* [Text]
______

Constituency details
- Country: India
- Region: East India
- State: Odisha
- District: Kendujhar
- Lok Sabha constituency: Kendujhar
- Established: 1961
- Abolished: 2008
- Reservation: None

= Ramchandrapur Assembly Constituency =

Former constituency of the Odisha Legislative Assembly

Ramchandrapur was an Assembly constituency from Kendujhar district of Odisha. It was established in 1961 and abolished in 2008. After 2008 delimitation, It was subsumed by the Telkoi Assembly constituency.

== Elected members ==
Between 1961 & 2008, 11 elections were held.

______

* [Work to complete] Please summarize the text on the Ramchandrapur Assembly constituency in two sentences.

* [Dataset excerpts]
______

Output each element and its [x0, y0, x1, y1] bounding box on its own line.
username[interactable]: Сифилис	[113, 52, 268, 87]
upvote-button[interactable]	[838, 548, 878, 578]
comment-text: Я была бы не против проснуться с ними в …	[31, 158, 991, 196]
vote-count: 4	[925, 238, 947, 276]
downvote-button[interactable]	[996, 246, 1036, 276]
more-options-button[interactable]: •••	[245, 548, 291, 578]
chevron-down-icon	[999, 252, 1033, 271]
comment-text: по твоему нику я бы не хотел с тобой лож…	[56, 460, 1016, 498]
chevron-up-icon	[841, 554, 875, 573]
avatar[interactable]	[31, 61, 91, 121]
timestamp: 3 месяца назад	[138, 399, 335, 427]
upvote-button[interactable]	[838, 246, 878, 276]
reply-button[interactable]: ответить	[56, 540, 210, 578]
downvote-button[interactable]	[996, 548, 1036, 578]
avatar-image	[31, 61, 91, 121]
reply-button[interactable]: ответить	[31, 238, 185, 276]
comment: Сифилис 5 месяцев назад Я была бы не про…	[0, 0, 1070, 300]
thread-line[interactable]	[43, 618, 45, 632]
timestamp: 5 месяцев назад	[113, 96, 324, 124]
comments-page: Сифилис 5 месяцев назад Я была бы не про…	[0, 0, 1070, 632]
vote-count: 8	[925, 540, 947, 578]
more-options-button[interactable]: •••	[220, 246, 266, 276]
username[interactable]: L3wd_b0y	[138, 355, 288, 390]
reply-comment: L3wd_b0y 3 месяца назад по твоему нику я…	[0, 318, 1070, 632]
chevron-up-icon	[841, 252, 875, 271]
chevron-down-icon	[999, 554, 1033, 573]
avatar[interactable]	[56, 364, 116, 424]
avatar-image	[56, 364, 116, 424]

______

* [Result of the exercise] Ramchandrapur was an Odisha Legislative Assembly constituency in Kendujhar district, established in 1961 and abolished in 2008. Eleven elections were held there in that period, and after the 2008 delimitation it was subsumed by the Telkoi Assembly constituency.